Stage Registers
Stage-level pipeline register abstractions with built-in write tracking. These use two-slot ping-pong buffering internally and solve three common problems in pipeline models:
- Ghost entries — forgetting
retain<P>()leaves stale data in the write slot that reappears 2 cycles later - Unsafe dual-write — external
bool[]arrays tracking whether a stage was written are manually maintained and frequently wrong - Boilerplate — every stage forward requires ~15 lines of valid/retain/consume/set logic
Quick Selection
| Type | Entries | Best For |
|---|---|---|
StageReg<T, N> | N parallel pipes | Superscalar pipeline stages (e.g., 4-wide addr/data pipes) |
SingleStageReg<T> | 1 | Single-entry stages (fill pipeline, snoop pipeline) |
StagePipeline<S...> | Group | Batch beginCycle / flushIf / reset across multiple stages |
Design Principle
Each physical pipeline stage is an independent StageReg member with its own write tracking:
StageReg<Data, NUM_PIPES> a0_, a1_, a2_;
// a2_.written(pipe) — built-in tracking, no external bool arrays needed
This eliminates all external boolean tracking arrays that are a frequent source of ghost-entry bugs.
StageReg
Per-stage pipeline register array with built-in write tracking for N parallel pipes.
Cycle Discipline
Every StageReg must call beginCycle<P>() exactly once at the start of each tick. This clears all write slots and resets the written_[] array, establishing the safe D-FF default: any pipe not explicitly written this cycle will be empty next cycle.
template<ValidPhase P>
void tickPipelines_() {
a0_.beginCycle<P>(); // Clears write slots + resets tracking
a1_.beginCycle<P>();
a2_.beginCycle<P>();
// Process stages downstream-first...
processA2_<P>();
processA1_<P>();
processA0_<P>();
}
Write Tracking
written(pipe) returns true if write<P>() or retain<P>() was called for that pipe this cycle. This replaces all external boolean arrays:
// Before: manual tracking prone to bugs
if (a2_retained_[pipe]) {
addr_pipe_[pipe].retain<P>(AddrStage::A1);
a1_retained_[pipe] = true; // Easy to forget!
continue;
}
// After: self-tracking, impossible to forget
if (a2_.written(pipe)) {
a1_.retain<P>(pipe); // a1_.written(pipe) is now true
continue;
}
API
// Cycle boundary (call once per tick per stage)
template<ValidPhase P> void beginCycle();
// Read side (stable within cycle)
template<ValidPhase P> bool valid(size_t pipe) const;
template<ValidPhase P> const T& read(size_t pipe) const;
template<ValidPhase P> T& read(size_t pipe);
// Write side (visible next cycle, at most once per pipe per cycle)

_Objective_
Continue the stage register documentation from its last line.

_Stored data_

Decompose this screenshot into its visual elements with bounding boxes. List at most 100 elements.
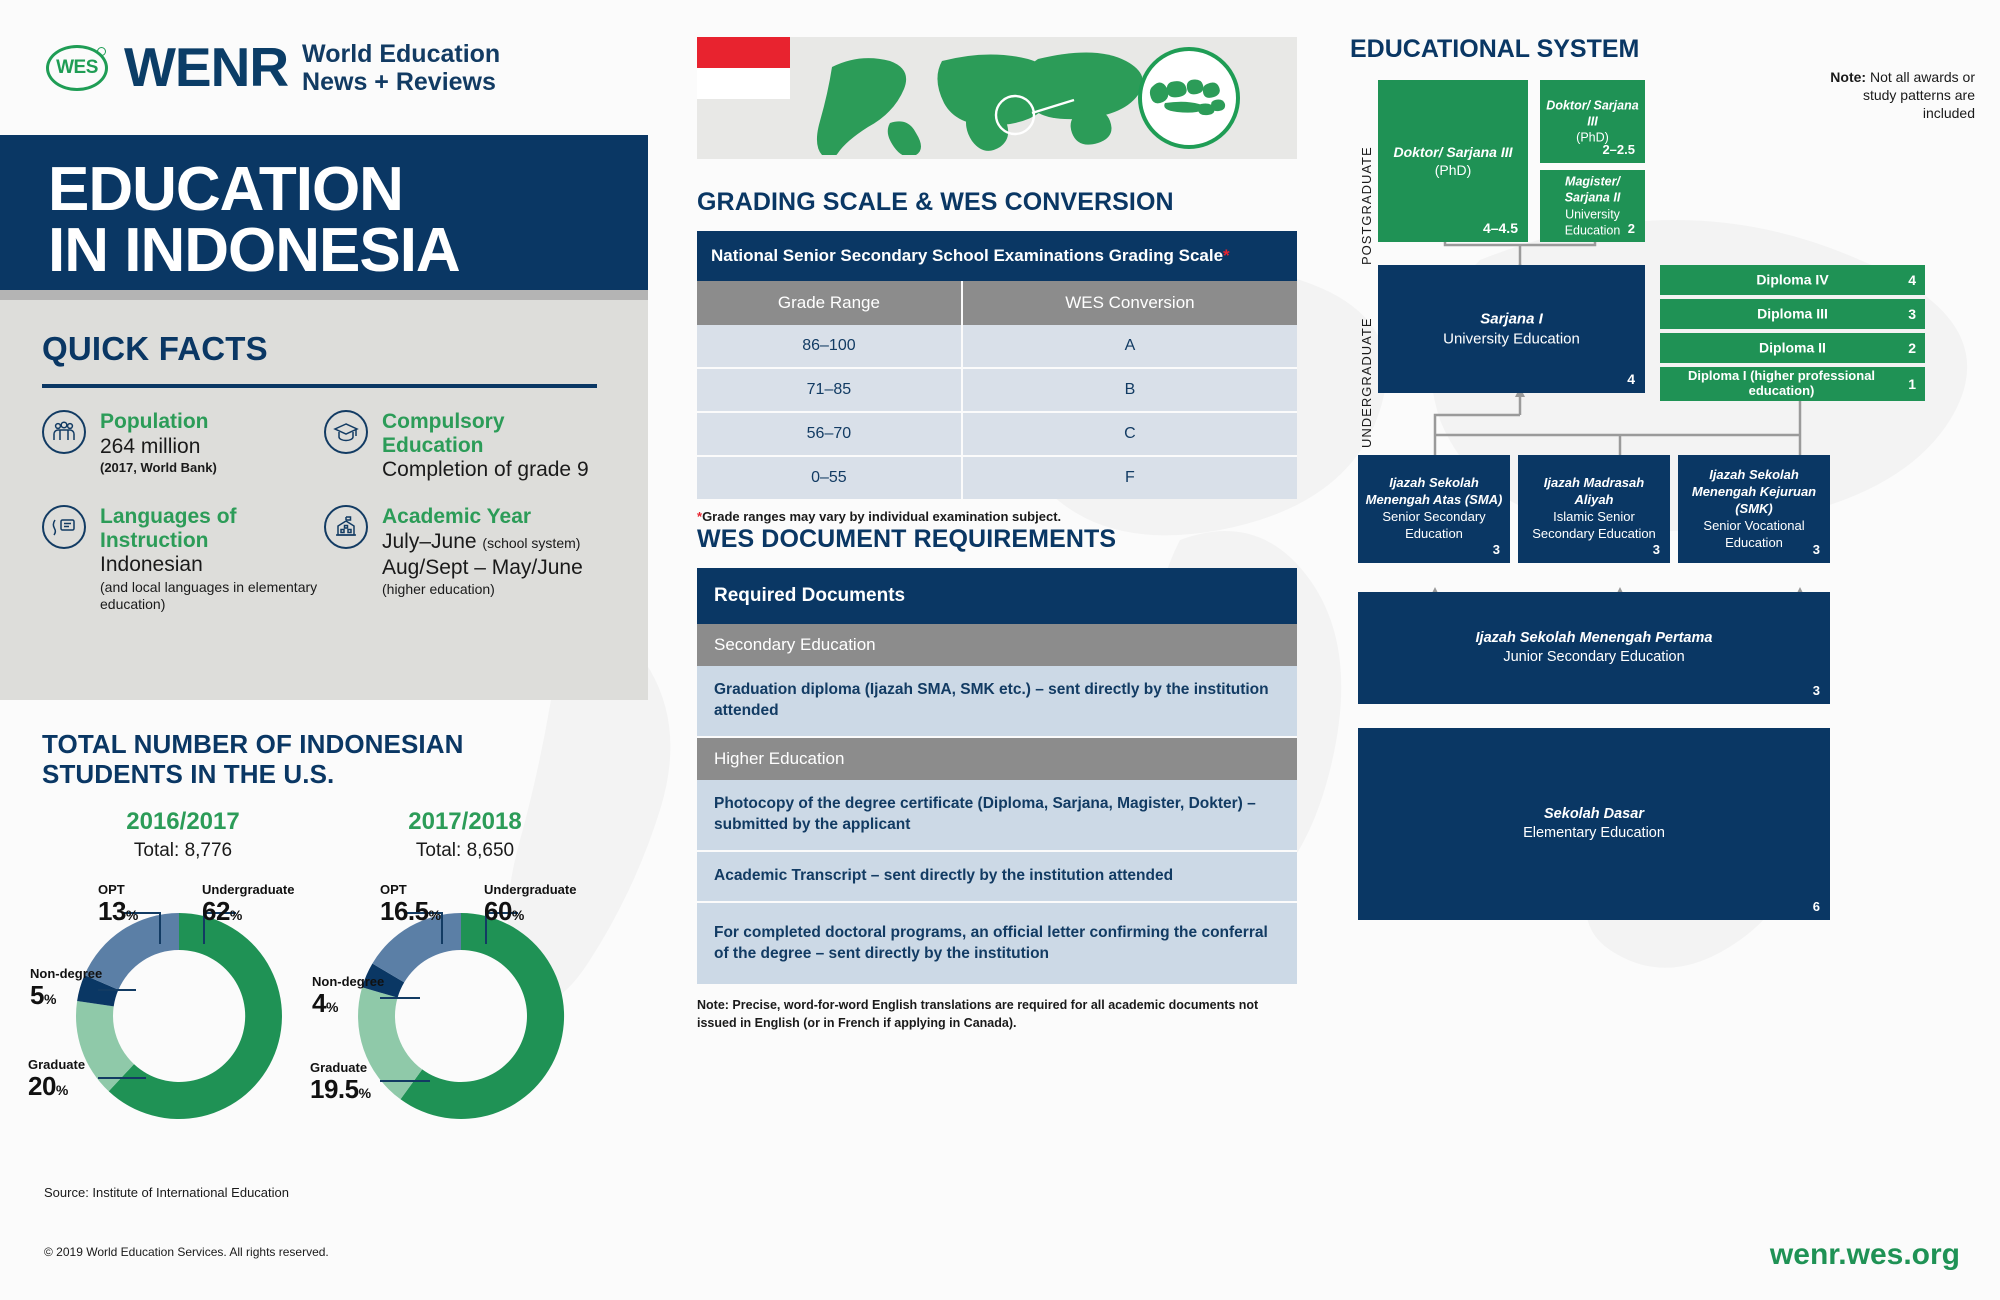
wes-mark-text: WES <box>56 56 98 78</box>
wenr-tagline-line2: News + Reviews <box>302 67 496 96</box>
chart-source: Source: Institute of International Educa… <box>44 1185 289 1200</box>
map-hero <box>697 37 1297 159</box>
box-years: 2–2.5 <box>1602 142 1635 157</box>
label-value: 4% <box>312 988 338 1019</box>
grading-footnote: *Grade ranges may vary by individual exa… <box>697 509 1297 524</box>
box-name: Ijazah Sekolah Menengah Kejuruan (SMK) <box>1691 466 1817 516</box>
label-text: Graduate <box>28 1056 86 1072</box>
table-row: 56–70 C <box>697 412 1297 457</box>
document-item: Photocopy of the degree certificate (Dip… <box>697 779 1297 852</box>
indonesia-flag-icon <box>697 37 790 99</box>
system-diploma-ii: Diploma II 2 <box>1660 333 1925 363</box>
label-text: Undergraduate <box>484 881 577 897</box>
chart-subtitle: Total: 8,776 <box>133 839 233 861</box>
label-value: 20% <box>28 1071 68 1102</box>
box-sub: University Education <box>1564 207 1621 238</box>
label-undergraduate-2016: Undergraduate 62% <box>202 881 295 927</box>
documents-heading: WES DOCUMENT REQUIREMENTS <box>697 525 1117 553</box>
indonesia-map-icon <box>1149 79 1226 116</box>
system-box-smp: Ijazah Sekolah Menengah Pertama Junior Se… <box>1358 592 1830 704</box>
level-label-undergraduate: UNDERGRADUATE <box>1359 317 1374 449</box>
chart-subtitle: Total: 8,650 <box>415 839 515 861</box>
fact-title: Compulsory Education <box>382 410 505 457</box>
table-title: National Senior Secondary School Examina… <box>711 246 1224 265</box>
documents-group-header: Secondary Education <box>697 624 1297 666</box>
column-header-wes-conversion: WES Conversion <box>961 281 1297 325</box>
box-name: Ijazah Madrasah Aliyah <box>1543 475 1645 508</box>
table-row: 0–55 F <box>697 456 1297 499</box>
document-text: Academic Transcript – sent directly by t… <box>697 850 1297 903</box>
copyright-text: © 2019 World Education Services. All rig… <box>44 1245 329 1259</box>
diploma-label: Diploma IV <box>1756 271 1829 288</box>
group-label: Secondary Education <box>697 624 1297 666</box>
wenr-tagline: World Education News + Reviews <box>302 40 500 96</box>
footnote-text: Grade ranges may vary by individual exam… <box>702 509 1062 524</box>
wenr-url-link[interactable]: wenr.wes.org <box>1770 1238 1960 1272</box>
table-row: 71–85 B <box>697 368 1297 413</box>
label-text: OPT <box>98 881 125 897</box>
grading-scale-heading: GRADING SCALE & WES CONVERSION <box>697 188 1174 216</box>
brand-logo-bar: WES WENR World Education News + Reviews <box>0 0 648 135</box>
documents-note: Note: Precise, word-for-word English tra… <box>697 998 1259 1030</box>
infographic-page: WES WENR World Education News + Reviews … <box>0 0 2000 1300</box>
diploma-years: 4 <box>1908 272 1916 288</box>
page-title-line1: EDUCATION <box>48 155 404 224</box>
chart-title: 2017/2018 <box>408 807 522 835</box>
page-title: EDUCATION IN INDONESIA <box>0 135 648 290</box>
document-item: Graduation diploma (Ijazah SMA, SMK etc.… <box>697 666 1297 738</box>
diploma-label: Diploma III <box>1757 305 1828 322</box>
page-title-line2: IN INDONESIA <box>48 216 461 286</box>
fact-note: (higher education) <box>382 581 495 598</box>
diploma-label: Diploma I (higher professional education… <box>1687 368 1876 398</box>
document-item: Academic Transcript – sent directly by t… <box>697 850 1297 903</box>
column-header-grade-range: Grade Range <box>697 281 963 325</box>
document-item: For completed doctoral programs, an offi… <box>697 901 1297 987</box>
cell-wes-conversion: A <box>961 325 1297 369</box>
fact-value: Indonesian <box>100 553 203 577</box>
system-box-doktor-right: Doktor/ Sarjana III (PhD) 2–2.5 <box>1540 80 1645 163</box>
label-non-degree-2016: Non-degree 5% <box>30 965 103 1010</box>
diploma-years: 2 <box>1908 340 1916 356</box>
box-years: 3 <box>1812 683 1820 698</box>
label-value: 60% <box>484 896 524 927</box>
box-name: Sekolah Dasar <box>1544 806 1644 823</box>
table-title-asterisk: * <box>1223 246 1230 265</box>
document-text: Photocopy of the degree certificate (Dip… <box>697 779 1297 852</box>
box-years: 3 <box>1652 542 1660 557</box>
box-sub: (PhD) <box>1434 162 1472 178</box>
fact-value: July–June (school system) <box>382 529 583 555</box>
quick-fact-compulsory-education: Compulsory Education Completion of grade… <box>324 410 606 483</box>
document-text: For completed doctoral programs, an offi… <box>697 901 1297 987</box>
quick-fact-academic-year: Academic Year July–June (school system) … <box>324 505 606 612</box>
cell-grade-range: 71–85 <box>697 368 963 413</box>
middle-column: GRADING SCALE & WES CONVERSION National … <box>697 0 1317 1300</box>
group-label: Higher Education <box>697 736 1297 780</box>
box-sub: Elementary Education <box>1523 825 1665 841</box>
box-years: 6 <box>1812 899 1820 914</box>
cell-wes-conversion: C <box>961 412 1297 457</box>
chart-title: 2016/2017 <box>126 807 240 835</box>
system-diploma-i: Diploma I (higher professional education… <box>1660 367 1925 401</box>
box-years: 3 <box>1812 542 1820 557</box>
system-diploma-iii: Diploma III 3 <box>1660 299 1925 329</box>
system-box-magister: Magister/ Sarjana II University Education… <box>1540 170 1645 242</box>
students-chart-heading: TOTAL NUMBER OF INDONESIAN STUDENTS IN T… <box>42 729 606 790</box>
box-years: 3 <box>1492 542 1500 557</box>
label-value: 16.5% <box>380 896 441 927</box>
box-sub: Junior Secondary Education <box>1503 649 1685 665</box>
diploma-years: 1 <box>1908 376 1916 392</box>
donut-chart-2016-2017: 2016/2017 Total: 8,776 OPT 13% Undergrad… <box>28 807 324 1119</box>
label-opt-2017: OPT 16.5% <box>380 882 441 927</box>
fact-note: (and local languages in elementary educa… <box>100 578 318 612</box>
diploma-years: 3 <box>1908 306 1916 322</box>
label-value: 62% <box>202 896 242 927</box>
box-years: 4–4.5 <box>1482 220 1518 236</box>
label-text: Undergraduate <box>202 881 295 897</box>
system-box-sarjana-i: Sarjana I University Education 4 <box>1378 265 1645 393</box>
fact-note: (2017, World Bank) <box>100 459 217 475</box>
label-text: Non-degree <box>30 965 103 981</box>
cell-grade-range: 0–55 <box>697 456 963 499</box>
cell-wes-conversion: F <box>961 456 1297 499</box>
label-graduate-2016: Graduate 20% <box>28 1056 86 1102</box>
box-name: Ijazah Sekolah Menengah Atas (SMA) <box>1365 475 1503 508</box>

_Written answer_
template<ValidPhase P> void write(size_t pipe, T data); // asserts !written_[pipe]
template<ValidPhase P> void retain(size_t pipe); // asserts !written_[pipe]
template<ValidPhase P> T consume(size_t pipe); // does NOT set written_
// Write tracking
bool written(size_t pipe) const;
// Bulk operations
template<ValidPhase P, typename Func> size_t forEachValidConsume(Func&& fn);
template<ValidPhase P, typename Pred> size_t flushIf(Pred&& pred);
void reset();
static constexpr size_t size();
Important: write() and retain() assert that the pipe hasn't been written yet this cycle. consume() does NOT set written_ — the caller forwards data via write() on the downstream stage.
SingleStageReg
Same API as StageReg but for single-entry stages (no pipe index). Uses a single bool written_ instead of an array.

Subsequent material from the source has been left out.